— Start —

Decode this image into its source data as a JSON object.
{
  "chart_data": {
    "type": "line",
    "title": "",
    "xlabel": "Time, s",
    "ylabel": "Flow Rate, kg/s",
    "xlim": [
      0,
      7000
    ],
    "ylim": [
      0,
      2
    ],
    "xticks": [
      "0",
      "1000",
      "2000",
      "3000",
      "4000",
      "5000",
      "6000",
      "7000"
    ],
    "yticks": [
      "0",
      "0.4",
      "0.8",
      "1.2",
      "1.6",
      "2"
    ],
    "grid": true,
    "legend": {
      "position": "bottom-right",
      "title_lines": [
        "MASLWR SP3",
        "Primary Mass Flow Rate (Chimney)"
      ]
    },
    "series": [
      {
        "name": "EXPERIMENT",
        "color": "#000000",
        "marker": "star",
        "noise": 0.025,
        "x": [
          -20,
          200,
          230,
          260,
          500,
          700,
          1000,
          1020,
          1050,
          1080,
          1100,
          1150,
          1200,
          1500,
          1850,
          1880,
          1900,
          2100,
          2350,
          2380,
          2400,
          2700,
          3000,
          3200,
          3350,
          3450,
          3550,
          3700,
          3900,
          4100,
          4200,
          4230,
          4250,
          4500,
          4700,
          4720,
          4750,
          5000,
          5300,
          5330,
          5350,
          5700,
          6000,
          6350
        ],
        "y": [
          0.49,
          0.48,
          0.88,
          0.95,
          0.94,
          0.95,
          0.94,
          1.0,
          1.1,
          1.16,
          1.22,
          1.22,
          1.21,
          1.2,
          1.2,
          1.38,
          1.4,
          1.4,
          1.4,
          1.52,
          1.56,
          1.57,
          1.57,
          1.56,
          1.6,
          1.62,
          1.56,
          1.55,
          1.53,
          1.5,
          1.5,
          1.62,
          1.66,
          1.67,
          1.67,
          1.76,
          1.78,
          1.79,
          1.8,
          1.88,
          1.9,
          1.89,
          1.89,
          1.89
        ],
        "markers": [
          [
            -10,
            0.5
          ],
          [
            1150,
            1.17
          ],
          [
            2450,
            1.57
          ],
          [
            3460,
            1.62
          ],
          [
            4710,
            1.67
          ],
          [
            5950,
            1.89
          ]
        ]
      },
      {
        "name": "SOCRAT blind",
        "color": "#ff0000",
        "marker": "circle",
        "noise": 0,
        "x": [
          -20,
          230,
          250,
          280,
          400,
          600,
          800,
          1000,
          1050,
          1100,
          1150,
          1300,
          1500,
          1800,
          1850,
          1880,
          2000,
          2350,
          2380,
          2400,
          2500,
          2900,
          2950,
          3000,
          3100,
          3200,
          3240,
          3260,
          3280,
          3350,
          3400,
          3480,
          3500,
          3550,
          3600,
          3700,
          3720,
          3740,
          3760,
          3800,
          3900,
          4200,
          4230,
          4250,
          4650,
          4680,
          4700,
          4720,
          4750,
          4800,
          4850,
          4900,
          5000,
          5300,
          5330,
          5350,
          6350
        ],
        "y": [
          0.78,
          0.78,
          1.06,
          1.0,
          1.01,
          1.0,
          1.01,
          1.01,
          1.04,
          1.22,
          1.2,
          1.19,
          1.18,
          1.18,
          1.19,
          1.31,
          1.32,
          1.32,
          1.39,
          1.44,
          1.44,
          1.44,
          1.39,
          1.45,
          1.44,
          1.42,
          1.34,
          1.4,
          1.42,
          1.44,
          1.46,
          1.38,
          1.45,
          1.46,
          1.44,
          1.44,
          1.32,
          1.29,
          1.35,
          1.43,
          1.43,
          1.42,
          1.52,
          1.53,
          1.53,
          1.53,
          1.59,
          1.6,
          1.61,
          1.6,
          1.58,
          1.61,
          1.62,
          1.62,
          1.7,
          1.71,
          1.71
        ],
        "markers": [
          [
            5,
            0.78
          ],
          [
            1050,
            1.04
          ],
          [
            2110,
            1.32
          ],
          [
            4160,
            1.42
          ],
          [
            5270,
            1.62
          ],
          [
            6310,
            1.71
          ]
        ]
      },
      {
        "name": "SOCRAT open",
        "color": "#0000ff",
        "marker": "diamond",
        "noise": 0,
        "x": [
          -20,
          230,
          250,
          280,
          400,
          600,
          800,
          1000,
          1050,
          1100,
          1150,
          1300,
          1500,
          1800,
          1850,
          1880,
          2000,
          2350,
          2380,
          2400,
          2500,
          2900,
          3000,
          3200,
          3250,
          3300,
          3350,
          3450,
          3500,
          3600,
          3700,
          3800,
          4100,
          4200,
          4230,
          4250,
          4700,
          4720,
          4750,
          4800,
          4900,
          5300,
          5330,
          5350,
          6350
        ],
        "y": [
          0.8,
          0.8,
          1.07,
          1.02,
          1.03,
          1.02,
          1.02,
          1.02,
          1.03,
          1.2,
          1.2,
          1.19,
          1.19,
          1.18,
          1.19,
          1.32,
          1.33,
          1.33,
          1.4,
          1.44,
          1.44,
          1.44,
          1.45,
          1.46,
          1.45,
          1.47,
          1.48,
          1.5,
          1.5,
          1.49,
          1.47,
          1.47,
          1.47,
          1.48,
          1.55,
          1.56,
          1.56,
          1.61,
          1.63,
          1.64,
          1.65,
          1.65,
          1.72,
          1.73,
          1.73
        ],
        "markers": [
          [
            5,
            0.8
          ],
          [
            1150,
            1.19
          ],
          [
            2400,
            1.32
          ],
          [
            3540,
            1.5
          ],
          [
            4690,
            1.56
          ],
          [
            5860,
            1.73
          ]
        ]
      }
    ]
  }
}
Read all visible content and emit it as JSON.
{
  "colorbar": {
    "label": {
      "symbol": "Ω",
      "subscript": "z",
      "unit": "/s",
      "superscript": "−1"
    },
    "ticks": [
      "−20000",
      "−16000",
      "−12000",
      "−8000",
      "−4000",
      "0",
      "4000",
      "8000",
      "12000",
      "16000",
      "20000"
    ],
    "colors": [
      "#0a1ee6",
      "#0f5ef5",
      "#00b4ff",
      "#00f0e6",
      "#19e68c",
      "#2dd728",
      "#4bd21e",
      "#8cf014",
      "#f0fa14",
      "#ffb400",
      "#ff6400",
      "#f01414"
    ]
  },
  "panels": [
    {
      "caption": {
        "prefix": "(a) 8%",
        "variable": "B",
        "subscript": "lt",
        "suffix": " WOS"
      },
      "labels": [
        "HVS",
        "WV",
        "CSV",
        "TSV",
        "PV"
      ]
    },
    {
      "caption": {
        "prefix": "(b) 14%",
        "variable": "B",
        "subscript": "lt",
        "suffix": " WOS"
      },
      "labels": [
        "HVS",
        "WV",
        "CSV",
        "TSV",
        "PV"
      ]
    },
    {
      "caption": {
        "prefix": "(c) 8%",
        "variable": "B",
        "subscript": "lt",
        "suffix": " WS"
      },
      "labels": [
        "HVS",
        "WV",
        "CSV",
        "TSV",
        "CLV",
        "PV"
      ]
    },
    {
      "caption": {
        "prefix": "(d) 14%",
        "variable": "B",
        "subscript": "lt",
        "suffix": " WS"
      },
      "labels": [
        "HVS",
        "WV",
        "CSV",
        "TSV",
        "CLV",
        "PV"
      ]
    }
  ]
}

— End —

▸ Stated exercise
Pull out each line holding the string "prefix".

▸ Result of this task
        "prefix": "(a) 8%",
        "prefix": "(b) 14%",
        "prefix": "(c) 8%",
        "prefix": "(d) 14%",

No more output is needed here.